(Extracted records)
* * * *

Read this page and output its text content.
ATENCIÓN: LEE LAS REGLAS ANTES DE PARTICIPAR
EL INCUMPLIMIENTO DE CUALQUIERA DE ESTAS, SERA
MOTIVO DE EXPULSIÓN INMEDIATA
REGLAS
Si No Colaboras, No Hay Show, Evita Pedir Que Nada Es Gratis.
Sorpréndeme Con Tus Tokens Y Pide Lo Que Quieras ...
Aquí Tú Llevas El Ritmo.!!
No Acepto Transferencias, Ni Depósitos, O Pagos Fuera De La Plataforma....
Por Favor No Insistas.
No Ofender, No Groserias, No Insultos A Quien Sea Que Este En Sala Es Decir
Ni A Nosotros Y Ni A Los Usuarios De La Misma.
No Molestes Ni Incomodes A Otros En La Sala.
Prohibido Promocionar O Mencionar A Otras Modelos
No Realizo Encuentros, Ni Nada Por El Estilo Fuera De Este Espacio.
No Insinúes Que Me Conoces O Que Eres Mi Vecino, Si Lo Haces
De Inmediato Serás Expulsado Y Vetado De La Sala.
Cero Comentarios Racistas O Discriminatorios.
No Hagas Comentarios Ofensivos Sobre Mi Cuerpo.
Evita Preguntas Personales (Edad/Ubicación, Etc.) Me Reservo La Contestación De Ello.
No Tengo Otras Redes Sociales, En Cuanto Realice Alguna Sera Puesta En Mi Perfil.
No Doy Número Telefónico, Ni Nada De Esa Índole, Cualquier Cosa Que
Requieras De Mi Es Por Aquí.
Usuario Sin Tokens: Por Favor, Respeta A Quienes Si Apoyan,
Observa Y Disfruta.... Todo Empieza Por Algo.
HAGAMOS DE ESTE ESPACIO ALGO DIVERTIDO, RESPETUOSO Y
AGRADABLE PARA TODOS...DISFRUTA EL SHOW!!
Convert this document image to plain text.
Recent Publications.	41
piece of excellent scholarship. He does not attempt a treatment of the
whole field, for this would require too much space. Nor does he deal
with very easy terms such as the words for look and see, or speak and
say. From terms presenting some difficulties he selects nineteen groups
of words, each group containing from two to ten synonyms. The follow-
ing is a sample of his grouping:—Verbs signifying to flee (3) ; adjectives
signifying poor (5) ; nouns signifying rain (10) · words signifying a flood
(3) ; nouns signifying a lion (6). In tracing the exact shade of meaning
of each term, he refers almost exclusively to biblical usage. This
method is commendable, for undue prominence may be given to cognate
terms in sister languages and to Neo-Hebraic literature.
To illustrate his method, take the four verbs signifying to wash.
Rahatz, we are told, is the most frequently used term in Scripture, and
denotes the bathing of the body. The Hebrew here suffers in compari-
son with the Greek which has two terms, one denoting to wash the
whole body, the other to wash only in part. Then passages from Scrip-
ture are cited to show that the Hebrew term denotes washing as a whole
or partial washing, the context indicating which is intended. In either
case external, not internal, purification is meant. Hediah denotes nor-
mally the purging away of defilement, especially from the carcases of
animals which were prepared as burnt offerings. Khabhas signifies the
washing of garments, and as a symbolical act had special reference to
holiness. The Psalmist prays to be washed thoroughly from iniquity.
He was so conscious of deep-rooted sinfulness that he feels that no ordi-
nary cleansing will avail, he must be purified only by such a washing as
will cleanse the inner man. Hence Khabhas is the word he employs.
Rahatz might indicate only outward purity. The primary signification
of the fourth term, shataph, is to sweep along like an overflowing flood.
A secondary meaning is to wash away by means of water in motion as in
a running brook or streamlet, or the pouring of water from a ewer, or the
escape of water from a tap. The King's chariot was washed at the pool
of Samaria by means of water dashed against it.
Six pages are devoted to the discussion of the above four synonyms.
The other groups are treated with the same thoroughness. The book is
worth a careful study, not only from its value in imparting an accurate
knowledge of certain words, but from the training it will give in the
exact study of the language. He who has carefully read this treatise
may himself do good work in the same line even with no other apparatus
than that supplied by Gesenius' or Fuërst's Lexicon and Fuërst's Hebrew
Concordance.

* * * *

_Exercise directions_: Which lines contain the word "nouns"? Copy each of them.

_Answer to the task_:
signifying poor (5) ; nouns signifying rain (10) · words signifying a flood
(3) ; nouns signifying a lion (6). In tracing the exact shade of meaning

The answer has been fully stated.